(Excerpts from a figure dataset)
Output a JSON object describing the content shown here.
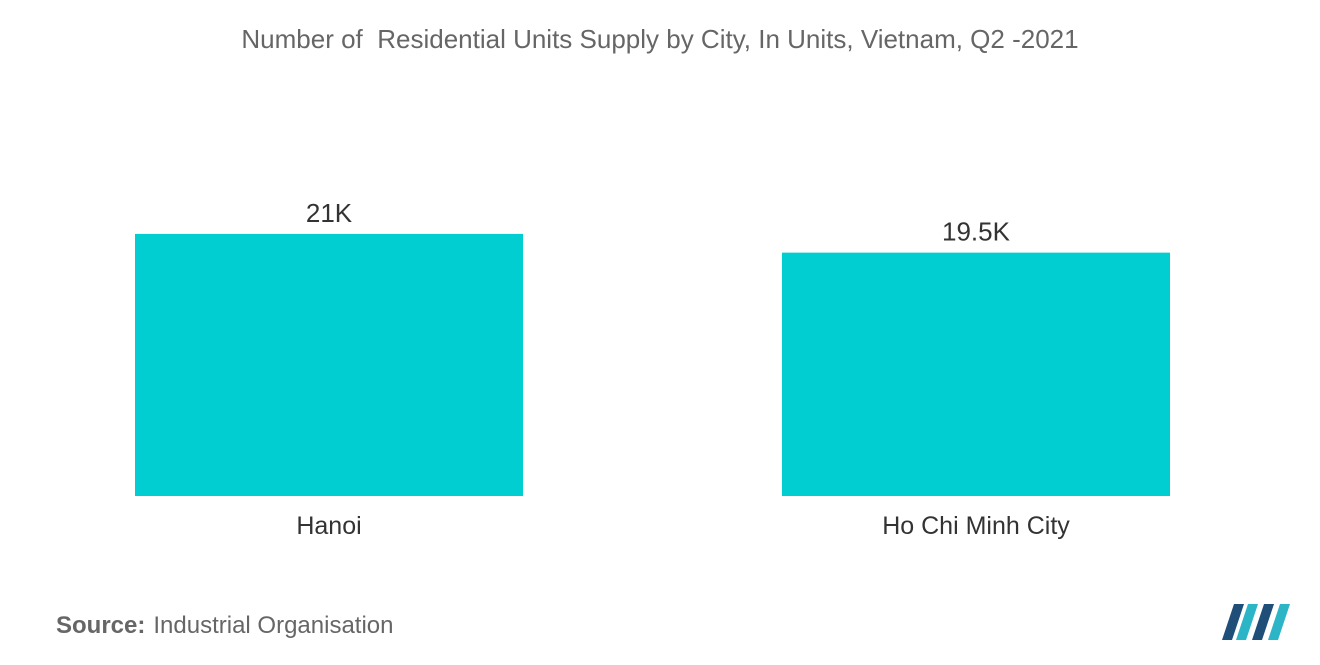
{
  "chart_data": {
    "type": "bar",
    "title": "Number of  Residential Units Supply by City, In Units, Vietnam, Q2 -2021",
    "categories": [
      "Hanoi",
      "Ho Chi Minh City"
    ],
    "values": [
      21000,
      19500
    ],
    "data_labels": [
      "21K",
      "19.5K"
    ],
    "xlabel": "",
    "ylabel": "",
    "ylim": [
      0,
      25000
    ],
    "grid": false,
    "legend": "none",
    "bar_color": "#00CED1"
  },
  "source": {
    "label": "Source:",
    "value": "Industrial Organisation"
  },
  "logo": {
    "icon": "mordor-intelligence-logo",
    "colors": [
      "#1F4E79",
      "#2BB5C7"
    ]
  }
}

WRITTEN REQUEST — Scan the material above and determine how many lines include the word "City"; report only the number.

RESULT — 2